Task requirements> Copy out the lines that include the word "Classic".

[Collected data entries]
○ ○ ○
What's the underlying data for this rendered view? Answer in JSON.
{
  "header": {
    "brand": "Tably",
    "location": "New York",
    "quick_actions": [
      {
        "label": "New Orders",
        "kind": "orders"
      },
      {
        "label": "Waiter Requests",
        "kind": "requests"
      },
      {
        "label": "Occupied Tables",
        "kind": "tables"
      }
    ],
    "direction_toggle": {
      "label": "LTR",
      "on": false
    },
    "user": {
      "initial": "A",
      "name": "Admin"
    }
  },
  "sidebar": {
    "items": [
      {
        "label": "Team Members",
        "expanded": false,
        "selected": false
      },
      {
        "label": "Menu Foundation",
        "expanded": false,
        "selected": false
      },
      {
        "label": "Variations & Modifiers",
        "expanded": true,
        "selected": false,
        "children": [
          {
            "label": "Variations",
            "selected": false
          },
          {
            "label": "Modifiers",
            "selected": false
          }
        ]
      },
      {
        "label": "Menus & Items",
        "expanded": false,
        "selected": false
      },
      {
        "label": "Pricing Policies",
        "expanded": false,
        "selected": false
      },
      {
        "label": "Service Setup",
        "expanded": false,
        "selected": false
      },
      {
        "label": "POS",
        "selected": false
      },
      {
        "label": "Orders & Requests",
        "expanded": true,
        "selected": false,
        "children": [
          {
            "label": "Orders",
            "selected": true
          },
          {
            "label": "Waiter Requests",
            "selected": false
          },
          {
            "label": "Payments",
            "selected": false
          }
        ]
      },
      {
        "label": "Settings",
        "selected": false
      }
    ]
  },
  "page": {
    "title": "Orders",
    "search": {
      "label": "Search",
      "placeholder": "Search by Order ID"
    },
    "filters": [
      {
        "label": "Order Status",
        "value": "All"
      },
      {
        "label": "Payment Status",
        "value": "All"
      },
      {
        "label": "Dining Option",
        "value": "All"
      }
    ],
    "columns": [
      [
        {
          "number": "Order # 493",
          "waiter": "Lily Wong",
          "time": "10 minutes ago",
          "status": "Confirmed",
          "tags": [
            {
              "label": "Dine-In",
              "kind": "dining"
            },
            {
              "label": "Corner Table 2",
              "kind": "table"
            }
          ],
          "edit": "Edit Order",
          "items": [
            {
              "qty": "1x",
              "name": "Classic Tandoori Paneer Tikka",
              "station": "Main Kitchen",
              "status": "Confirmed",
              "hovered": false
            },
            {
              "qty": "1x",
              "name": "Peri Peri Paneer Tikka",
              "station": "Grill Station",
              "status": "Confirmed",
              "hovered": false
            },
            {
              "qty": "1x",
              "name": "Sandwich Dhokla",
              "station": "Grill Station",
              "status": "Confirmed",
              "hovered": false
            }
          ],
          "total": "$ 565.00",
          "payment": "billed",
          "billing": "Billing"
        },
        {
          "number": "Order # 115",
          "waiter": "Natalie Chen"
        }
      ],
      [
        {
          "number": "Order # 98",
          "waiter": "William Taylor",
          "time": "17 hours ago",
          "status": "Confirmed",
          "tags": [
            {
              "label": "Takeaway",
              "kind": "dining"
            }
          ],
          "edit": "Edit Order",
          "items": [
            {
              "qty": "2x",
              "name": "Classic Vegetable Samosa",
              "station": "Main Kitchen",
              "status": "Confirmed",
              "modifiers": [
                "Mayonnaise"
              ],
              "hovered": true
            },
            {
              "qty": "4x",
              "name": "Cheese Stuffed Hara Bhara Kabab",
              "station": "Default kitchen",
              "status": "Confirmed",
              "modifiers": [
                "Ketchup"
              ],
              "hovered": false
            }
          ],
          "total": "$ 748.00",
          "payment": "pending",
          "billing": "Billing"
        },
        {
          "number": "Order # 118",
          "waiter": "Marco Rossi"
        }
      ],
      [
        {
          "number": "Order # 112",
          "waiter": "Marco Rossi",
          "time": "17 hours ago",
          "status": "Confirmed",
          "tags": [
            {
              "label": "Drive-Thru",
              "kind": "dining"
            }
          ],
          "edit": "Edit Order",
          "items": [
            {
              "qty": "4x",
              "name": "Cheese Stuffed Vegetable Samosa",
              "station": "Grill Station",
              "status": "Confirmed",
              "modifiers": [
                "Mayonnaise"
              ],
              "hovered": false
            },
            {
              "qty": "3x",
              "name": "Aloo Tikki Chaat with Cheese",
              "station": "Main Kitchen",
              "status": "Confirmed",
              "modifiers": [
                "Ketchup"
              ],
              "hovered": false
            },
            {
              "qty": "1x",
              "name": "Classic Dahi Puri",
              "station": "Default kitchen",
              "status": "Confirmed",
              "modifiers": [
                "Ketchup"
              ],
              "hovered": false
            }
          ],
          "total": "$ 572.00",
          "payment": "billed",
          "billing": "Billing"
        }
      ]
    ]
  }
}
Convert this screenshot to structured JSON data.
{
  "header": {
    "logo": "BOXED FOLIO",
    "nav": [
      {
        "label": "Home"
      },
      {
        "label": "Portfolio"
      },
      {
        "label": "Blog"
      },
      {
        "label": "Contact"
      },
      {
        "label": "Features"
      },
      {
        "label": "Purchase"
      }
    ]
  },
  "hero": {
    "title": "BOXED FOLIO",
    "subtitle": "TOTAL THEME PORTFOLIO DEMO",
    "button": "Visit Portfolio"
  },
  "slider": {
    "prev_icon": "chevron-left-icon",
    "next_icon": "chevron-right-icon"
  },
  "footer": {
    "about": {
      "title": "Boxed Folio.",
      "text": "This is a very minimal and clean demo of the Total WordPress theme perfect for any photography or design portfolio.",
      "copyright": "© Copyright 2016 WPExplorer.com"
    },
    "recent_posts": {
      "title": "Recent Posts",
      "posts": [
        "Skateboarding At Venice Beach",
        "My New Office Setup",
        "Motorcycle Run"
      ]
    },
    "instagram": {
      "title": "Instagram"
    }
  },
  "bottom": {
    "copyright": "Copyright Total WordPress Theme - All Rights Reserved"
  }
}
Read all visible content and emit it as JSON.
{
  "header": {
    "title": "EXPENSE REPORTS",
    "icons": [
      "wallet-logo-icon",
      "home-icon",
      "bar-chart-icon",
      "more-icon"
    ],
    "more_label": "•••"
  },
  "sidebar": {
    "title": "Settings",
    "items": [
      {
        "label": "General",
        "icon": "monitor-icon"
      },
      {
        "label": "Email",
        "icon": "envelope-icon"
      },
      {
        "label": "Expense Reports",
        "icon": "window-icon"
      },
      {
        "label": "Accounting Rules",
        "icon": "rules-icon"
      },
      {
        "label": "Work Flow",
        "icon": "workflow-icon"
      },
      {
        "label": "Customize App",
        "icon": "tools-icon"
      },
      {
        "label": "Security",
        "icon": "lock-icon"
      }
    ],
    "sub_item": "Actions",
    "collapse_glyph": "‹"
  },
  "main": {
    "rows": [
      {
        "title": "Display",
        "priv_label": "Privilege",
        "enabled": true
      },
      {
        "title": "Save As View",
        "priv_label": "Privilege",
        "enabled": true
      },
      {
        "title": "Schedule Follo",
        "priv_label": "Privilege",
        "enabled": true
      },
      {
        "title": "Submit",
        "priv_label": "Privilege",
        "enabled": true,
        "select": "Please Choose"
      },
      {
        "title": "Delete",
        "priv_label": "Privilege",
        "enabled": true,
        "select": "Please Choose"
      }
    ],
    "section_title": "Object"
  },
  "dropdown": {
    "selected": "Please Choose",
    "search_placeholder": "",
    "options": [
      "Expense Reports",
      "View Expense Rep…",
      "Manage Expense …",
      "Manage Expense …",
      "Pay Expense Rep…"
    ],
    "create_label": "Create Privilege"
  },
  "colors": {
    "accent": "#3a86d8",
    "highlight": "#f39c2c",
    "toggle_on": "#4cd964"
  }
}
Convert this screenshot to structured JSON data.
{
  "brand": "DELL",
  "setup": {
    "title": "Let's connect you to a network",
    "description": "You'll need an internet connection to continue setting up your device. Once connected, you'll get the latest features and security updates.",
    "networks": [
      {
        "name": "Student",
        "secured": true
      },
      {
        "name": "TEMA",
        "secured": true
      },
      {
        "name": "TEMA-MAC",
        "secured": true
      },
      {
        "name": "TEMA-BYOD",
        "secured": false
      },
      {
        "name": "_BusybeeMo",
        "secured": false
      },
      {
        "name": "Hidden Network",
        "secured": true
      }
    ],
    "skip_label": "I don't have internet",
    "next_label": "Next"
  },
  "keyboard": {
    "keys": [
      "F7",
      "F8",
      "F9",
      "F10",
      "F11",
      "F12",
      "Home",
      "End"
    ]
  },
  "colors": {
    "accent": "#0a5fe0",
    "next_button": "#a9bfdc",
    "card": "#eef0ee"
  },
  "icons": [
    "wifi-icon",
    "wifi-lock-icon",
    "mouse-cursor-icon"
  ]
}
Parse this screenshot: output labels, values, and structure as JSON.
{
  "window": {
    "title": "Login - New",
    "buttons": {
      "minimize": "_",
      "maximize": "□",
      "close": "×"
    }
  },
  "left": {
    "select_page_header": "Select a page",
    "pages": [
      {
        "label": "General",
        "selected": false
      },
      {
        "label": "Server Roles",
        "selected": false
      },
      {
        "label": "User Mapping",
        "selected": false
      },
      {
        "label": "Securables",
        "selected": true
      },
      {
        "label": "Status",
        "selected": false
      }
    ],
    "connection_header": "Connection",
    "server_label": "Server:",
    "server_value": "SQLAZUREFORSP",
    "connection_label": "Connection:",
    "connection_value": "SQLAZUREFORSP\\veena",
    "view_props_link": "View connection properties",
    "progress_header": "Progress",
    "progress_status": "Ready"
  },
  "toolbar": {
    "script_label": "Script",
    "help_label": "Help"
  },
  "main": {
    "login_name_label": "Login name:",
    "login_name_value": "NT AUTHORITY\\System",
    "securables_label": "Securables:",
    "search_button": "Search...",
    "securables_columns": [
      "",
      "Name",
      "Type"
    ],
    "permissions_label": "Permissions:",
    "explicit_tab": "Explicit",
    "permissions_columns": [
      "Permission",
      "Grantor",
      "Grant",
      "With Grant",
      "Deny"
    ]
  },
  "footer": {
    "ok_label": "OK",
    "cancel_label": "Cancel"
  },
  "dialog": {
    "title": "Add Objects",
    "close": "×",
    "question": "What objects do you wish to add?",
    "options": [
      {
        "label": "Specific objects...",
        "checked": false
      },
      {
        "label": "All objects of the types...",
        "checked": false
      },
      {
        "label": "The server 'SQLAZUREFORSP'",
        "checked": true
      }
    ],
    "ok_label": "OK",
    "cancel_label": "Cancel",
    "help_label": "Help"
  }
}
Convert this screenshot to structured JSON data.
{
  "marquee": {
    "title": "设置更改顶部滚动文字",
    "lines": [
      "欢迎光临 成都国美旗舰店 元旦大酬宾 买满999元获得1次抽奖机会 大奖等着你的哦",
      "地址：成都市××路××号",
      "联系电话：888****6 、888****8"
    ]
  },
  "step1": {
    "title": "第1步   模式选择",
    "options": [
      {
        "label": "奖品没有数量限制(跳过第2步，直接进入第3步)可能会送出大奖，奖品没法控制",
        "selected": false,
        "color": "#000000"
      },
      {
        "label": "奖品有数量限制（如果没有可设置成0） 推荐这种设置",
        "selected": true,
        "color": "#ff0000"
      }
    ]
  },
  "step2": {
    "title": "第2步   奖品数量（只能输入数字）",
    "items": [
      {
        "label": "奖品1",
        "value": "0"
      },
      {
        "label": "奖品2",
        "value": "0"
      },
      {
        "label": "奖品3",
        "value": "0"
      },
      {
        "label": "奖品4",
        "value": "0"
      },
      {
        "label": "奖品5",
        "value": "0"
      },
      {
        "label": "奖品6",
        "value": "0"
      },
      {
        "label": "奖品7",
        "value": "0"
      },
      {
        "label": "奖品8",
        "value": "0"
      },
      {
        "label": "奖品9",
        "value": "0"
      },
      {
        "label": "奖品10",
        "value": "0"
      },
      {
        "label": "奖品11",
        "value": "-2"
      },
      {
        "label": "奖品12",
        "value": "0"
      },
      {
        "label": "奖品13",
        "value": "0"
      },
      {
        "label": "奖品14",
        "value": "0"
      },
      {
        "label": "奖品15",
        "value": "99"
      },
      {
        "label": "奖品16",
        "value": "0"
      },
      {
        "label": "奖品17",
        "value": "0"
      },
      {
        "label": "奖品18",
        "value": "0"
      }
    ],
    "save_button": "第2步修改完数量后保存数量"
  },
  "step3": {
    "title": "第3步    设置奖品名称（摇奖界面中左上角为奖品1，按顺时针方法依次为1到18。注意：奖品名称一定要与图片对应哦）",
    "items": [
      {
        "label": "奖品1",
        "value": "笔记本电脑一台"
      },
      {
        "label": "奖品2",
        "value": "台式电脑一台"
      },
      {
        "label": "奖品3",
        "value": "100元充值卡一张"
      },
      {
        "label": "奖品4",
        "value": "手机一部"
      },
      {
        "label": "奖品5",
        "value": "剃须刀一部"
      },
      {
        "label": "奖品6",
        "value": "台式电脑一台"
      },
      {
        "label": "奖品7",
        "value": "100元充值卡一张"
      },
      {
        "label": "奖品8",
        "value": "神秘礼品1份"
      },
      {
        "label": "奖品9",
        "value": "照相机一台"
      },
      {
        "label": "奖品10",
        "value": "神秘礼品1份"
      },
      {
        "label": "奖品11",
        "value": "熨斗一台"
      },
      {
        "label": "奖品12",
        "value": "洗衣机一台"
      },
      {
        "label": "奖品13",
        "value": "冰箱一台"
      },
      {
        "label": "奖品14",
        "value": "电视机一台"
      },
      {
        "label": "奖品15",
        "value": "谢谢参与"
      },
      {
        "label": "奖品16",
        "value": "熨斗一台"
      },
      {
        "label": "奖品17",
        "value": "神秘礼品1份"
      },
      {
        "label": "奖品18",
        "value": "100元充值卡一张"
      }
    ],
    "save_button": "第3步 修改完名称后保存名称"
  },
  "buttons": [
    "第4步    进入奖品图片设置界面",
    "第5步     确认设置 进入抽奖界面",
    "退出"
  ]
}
○ ○ ○
Final answer>
              "name": "Classic Tandoori Paneer Tikka",
              "name": "Classic Vegetable Samosa",
              "name": "Classic Dahi Puri",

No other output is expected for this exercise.